:: Stated task ::
Retype the material in full, keeping every word the same.

Part of a data file
-*-*-

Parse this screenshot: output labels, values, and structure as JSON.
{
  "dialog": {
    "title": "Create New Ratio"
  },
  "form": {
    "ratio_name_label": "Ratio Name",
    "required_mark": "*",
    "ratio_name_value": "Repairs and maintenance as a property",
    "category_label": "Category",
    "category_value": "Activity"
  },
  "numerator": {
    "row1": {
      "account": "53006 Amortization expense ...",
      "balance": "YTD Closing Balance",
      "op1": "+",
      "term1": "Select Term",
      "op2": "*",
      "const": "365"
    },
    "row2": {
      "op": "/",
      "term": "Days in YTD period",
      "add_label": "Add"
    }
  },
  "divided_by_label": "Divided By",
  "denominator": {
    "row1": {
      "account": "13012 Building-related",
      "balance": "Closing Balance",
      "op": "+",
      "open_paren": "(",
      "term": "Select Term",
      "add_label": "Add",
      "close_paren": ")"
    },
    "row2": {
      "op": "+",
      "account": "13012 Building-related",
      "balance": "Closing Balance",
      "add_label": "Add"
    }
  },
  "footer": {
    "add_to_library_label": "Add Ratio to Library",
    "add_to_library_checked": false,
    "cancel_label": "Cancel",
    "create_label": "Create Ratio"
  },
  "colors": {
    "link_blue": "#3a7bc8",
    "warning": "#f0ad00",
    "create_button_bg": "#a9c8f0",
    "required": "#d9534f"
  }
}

-*-*-

:: Exercise solution ::
Parse this screenshot: output labels, values, and structure as JSON.
{
  "dialog": {
    "title": "Create New Ratio"
  },
  "form": {
    "ratio_name_label": "Ratio Name",
    "required_mark": "*",
    "ratio_name_value": "Repairs and maintenance as a property",
    "category_label": "Category",
    "category_value": "Activity"
  },
  "numerator": {
    "row1": {
      "account": "53006 Amortization expense ...",
      "balance": "YTD Closing Balance",
      "op1": "+",
      "term1": "Select Term",
      "op2": "*",
      "const": "365"
    },
    "row2": {
      "op": "/",
      "term": "Days in YTD period",
      "add_label": "Add"
    }
  },
  "divided_by_label": "Divided By",
  "denominator": {
    "row1": {
      "account": "13012 Building-related",
      "balance": "Closing Balance",
      "op": "+",
      "open_paren": "(",
      "term": "Select Term",
      "add_label": "Add",
      "close_paren": ")"
    },
    "row2": {
      "op": "+",
      "account": "13012 Building-related",
      "balance": "Closing Balance",
      "add_label": "Add"
    }
  },
  "footer": {
    "add_to_library_label": "Add Ratio to Library",
    "add_to_library_checked": false,
    "cancel_label": "Cancel",
    "create_label": "Create Ratio"
  },
  "colors": {
    "link_blue": "#3a7bc8",
    "warning": "#f0ad00",
    "create_button_bg": "#a9c8f0",
    "required": "#d9534f"
  }
}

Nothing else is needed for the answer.